Extracted records:
◆ ◆ ◆
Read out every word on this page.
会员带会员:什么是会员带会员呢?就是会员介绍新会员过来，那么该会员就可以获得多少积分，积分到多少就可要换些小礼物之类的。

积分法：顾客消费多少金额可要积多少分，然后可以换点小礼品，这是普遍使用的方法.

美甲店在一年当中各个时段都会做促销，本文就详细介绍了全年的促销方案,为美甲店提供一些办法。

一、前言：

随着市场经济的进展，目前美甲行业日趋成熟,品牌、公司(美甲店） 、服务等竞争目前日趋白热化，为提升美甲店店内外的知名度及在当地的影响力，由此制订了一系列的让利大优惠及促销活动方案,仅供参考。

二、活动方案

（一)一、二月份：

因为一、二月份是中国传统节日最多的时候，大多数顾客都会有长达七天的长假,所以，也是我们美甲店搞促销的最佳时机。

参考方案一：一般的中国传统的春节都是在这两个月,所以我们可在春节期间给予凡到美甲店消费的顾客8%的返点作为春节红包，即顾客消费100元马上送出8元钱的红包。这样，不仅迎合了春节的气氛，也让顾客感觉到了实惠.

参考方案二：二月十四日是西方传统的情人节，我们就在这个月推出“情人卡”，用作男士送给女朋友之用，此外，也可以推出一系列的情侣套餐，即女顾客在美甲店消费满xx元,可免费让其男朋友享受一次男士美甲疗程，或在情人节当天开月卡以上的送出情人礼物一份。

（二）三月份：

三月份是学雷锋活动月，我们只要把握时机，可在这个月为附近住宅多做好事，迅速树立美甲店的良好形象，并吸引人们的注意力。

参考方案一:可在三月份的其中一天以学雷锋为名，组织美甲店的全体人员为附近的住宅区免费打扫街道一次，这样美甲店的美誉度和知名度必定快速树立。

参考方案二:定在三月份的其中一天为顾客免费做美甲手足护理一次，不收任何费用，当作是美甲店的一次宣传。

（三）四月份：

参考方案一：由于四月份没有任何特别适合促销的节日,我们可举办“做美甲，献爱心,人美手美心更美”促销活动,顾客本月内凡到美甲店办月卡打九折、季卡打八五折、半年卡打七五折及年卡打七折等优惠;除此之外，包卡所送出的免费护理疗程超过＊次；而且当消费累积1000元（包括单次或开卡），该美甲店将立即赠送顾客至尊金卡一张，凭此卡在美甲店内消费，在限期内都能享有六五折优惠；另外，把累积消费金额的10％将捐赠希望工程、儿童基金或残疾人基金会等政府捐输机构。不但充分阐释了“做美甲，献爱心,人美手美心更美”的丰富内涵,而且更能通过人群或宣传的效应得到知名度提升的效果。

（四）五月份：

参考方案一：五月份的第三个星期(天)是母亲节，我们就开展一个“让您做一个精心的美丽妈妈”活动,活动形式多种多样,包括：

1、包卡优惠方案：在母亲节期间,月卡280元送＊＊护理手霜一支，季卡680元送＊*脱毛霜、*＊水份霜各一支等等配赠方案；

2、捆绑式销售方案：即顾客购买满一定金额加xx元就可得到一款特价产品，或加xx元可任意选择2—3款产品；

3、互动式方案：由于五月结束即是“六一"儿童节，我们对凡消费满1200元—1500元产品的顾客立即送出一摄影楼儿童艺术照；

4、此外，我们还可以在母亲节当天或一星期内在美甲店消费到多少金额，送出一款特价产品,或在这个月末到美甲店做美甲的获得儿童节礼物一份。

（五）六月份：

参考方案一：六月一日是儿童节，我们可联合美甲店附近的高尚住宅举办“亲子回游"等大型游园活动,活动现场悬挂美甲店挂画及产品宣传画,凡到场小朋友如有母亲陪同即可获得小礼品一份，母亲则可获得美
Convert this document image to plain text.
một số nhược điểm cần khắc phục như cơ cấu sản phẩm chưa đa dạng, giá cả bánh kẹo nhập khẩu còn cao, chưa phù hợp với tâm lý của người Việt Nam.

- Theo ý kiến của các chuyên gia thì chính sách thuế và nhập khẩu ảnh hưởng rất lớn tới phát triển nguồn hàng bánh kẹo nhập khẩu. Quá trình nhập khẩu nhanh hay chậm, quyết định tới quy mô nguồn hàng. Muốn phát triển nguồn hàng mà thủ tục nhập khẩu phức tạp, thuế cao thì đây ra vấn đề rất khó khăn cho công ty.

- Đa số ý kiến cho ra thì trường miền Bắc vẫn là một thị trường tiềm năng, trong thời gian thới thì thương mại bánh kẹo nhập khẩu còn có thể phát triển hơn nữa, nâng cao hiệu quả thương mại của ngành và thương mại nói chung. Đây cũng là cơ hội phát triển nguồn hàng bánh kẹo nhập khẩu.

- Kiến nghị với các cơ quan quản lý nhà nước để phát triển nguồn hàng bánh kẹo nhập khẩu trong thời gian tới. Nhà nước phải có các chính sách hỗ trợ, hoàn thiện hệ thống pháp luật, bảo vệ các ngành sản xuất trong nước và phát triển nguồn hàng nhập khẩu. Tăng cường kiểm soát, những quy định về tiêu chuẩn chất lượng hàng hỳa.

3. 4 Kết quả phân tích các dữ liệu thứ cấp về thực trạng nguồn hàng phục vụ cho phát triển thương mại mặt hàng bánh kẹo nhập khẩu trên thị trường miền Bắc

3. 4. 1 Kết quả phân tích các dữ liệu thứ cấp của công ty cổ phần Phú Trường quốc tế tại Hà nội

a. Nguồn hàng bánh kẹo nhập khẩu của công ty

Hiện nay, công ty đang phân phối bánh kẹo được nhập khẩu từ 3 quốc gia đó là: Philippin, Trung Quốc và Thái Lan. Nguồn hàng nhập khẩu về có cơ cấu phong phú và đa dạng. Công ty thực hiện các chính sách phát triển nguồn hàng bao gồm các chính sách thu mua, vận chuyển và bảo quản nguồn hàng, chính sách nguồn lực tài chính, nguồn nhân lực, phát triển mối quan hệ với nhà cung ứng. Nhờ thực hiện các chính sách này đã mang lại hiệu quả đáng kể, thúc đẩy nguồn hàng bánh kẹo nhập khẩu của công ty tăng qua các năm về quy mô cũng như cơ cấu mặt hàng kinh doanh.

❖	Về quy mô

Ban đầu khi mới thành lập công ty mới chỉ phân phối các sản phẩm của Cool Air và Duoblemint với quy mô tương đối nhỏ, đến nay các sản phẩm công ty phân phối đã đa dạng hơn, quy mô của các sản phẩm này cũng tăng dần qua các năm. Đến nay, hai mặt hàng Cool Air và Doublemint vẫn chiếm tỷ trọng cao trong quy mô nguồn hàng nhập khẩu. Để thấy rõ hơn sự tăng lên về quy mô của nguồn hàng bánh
◆ ◆ ◆
## [Set exercise]
Give the entries once more, exactly as they appear.

## [Response]
Read out every word on this page.
会员带会员:什么是会员带会员呢?就是会员介绍新会员过来，那么该会员就可以获得多少积分，积分到多少就可要换些小礼物之类的。

积分法：顾客消费多少金额可要积多少分，然后可以换点小礼品，这是普遍使用的方法.

美甲店在一年当中各个时段都会做促销，本文就详细介绍了全年的促销方案,为美甲店提供一些办法。

一、前言：

随着市场经济的进展，目前美甲行业日趋成熟,品牌、公司(美甲店） 、服务等竞争目前日趋白热化，为提升美甲店店内外的知名度及在当地的影响力，由此制订了一系列的让利大优惠及促销活动方案,仅供参考。

二、活动方案

（一)一、二月份：

因为一、二月份是中国传统节日最多的时候，大多数顾客都会有长达七天的长假,所以，也是我们美甲店搞促销的最佳时机。

参考方案一：一般的中国传统的春节都是在这两个月,所以我们可在春节期间给予凡到美甲店消费的顾客8%的返点作为春节红包，即顾客消费100元马上送出8元钱的红包。这样，不仅迎合了春节的气氛，也让顾客感觉到了实惠.

参考方案二：二月十四日是西方传统的情人节，我们就在这个月推出“情人卡”，用作男士送给女朋友之用，此外，也可以推出一系列的情侣套餐，即女顾客在美甲店消费满xx元,可免费让其男朋友享受一次男士美甲疗程，或在情人节当天开月卡以上的送出情人礼物一份。

（二）三月份：

三月份是学雷锋活动月，我们只要把握时机，可在这个月为附近住宅多做好事，迅速树立美甲店的良好形象，并吸引人们的注意力。

参考方案一:可在三月份的其中一天以学雷锋为名，组织美甲店的全体人员为附近的住宅区免费打扫街道一次，这样美甲店的美誉度和知名度必定快速树立。

参考方案二:定在三月份的其中一天为顾客免费做美甲手足护理一次，不收任何费用，当作是美甲店的一次宣传。

（三）四月份：

参考方案一：由于四月份没有任何特别适合促销的节日,我们可举办“做美甲，献爱心,人美手美心更美”促销活动,顾客本月内凡到美甲店办月卡打九折、季卡打八五折、半年卡打七五折及年卡打七折等优惠;除此之外，包卡所送出的免费护理疗程超过＊次；而且当消费累积1000元（包括单次或开卡），该美甲店将立即赠送顾客至尊金卡一张，凭此卡在美甲店内消费，在限期内都能享有六五折优惠；另外，把累积消费金额的10％将捐赠希望工程、儿童基金或残疾人基金会等政府捐输机构。不但充分阐释了“做美甲，献爱心,人美手美心更美”的丰富内涵,而且更能通过人群或宣传的效应得到知名度提升的效果。

（四）五月份：

参考方案一：五月份的第三个星期(天)是母亲节，我们就开展一个“让您做一个精心的美丽妈妈”活动,活动形式多种多样,包括：

1、包卡优惠方案：在母亲节期间,月卡280元送＊＊护理手霜一支，季卡680元送＊*脱毛霜、*＊水份霜各一支等等配赠方案；

2、捆绑式销售方案：即顾客购买满一定金额加xx元就可得到一款特价产品，或加xx元可任意选择2—3款产品；

3、互动式方案：由于五月结束即是“六一"儿童节，我们对凡消费满1200元—1500元产品的顾客立即送出一摄影楼儿童艺术照；

4、此外，我们还可以在母亲节当天或一星期内在美甲店消费到多少金额，送出一款特价产品,或在这个月末到美甲店做美甲的获得儿童节礼物一份。

（五）六月份：

参考方案一：六月一日是儿童节，我们可联合美甲店附近的高尚住宅举办“亲子回游"等大型游园活动,活动现场悬挂美甲店挂画及产品宣传画,凡到场小朋友如有母亲陪同即可获得小礼品一份，母亲则可获得美
Convert this document image to plain text.
một số nhược điểm cần khắc phục như cơ cấu sản phẩm chưa đa dạng, giá cả bánh kẹo nhập khẩu còn cao, chưa phù hợp với tâm lý của người Việt Nam.

- Theo ý kiến của các chuyên gia thì chính sách thuế và nhập khẩu ảnh hưởng rất lớn tới phát triển nguồn hàng bánh kẹo nhập khẩu. Quá trình nhập khẩu nhanh hay chậm, quyết định tới quy mô nguồn hàng. Muốn phát triển nguồn hàng mà thủ tục nhập khẩu phức tạp, thuế cao thì đây ra vấn đề rất khó khăn cho công ty.

- Đa số ý kiến cho ra thì trường miền Bắc vẫn là một thị trường tiềm năng, trong thời gian thới thì thương mại bánh kẹo nhập khẩu còn có thể phát triển hơn nữa, nâng cao hiệu quả thương mại của ngành và thương mại nói chung. Đây cũng là cơ hội phát triển nguồn hàng bánh kẹo nhập khẩu.

- Kiến nghị với các cơ quan quản lý nhà nước để phát triển nguồn hàng bánh kẹo nhập khẩu trong thời gian tới. Nhà nước phải có các chính sách hỗ trợ, hoàn thiện hệ thống pháp luật, bảo vệ các ngành sản xuất trong nước và phát triển nguồn hàng nhập khẩu. Tăng cường kiểm soát, những quy định về tiêu chuẩn chất lượng hàng hỳa.

3. 4 Kết quả phân tích các dữ liệu thứ cấp về thực trạng nguồn hàng phục vụ cho phát triển thương mại mặt hàng bánh kẹo nhập khẩu trên thị trường miền Bắc

3. 4. 1 Kết quả phân tích các dữ liệu thứ cấp của công ty cổ phần Phú Trường quốc tế tại Hà nội

a. Nguồn hàng bánh kẹo nhập khẩu của công ty

Hiện nay, công ty đang phân phối bánh kẹo được nhập khẩu từ 3 quốc gia đó là: Philippin, Trung Quốc và Thái Lan. Nguồn hàng nhập khẩu về có cơ cấu phong phú và đa dạng. Công ty thực hiện các chính sách phát triển nguồn hàng bao gồm các chính sách thu mua, vận chuyển và bảo quản nguồn hàng, chính sách nguồn lực tài chính, nguồn nhân lực, phát triển mối quan hệ với nhà cung ứng. Nhờ thực hiện các chính sách này đã mang lại hiệu quả đáng kể, thúc đẩy nguồn hàng bánh kẹo nhập khẩu của công ty tăng qua các năm về quy mô cũng như cơ cấu mặt hàng kinh doanh.

❖	Về quy mô

Ban đầu khi mới thành lập công ty mới chỉ phân phối các sản phẩm của Cool Air và Duoblemint với quy mô tương đối nhỏ, đến nay các sản phẩm công ty phân phối đã đa dạng hơn, quy mô của các sản phẩm này cũng tăng dần qua các năm. Đến nay, hai mặt hàng Cool Air và Doublemint vẫn chiếm tỷ trọng cao trong quy mô nguồn hàng nhập khẩu. Để thấy rõ hơn sự tăng lên về quy mô của nguồn hàng bánh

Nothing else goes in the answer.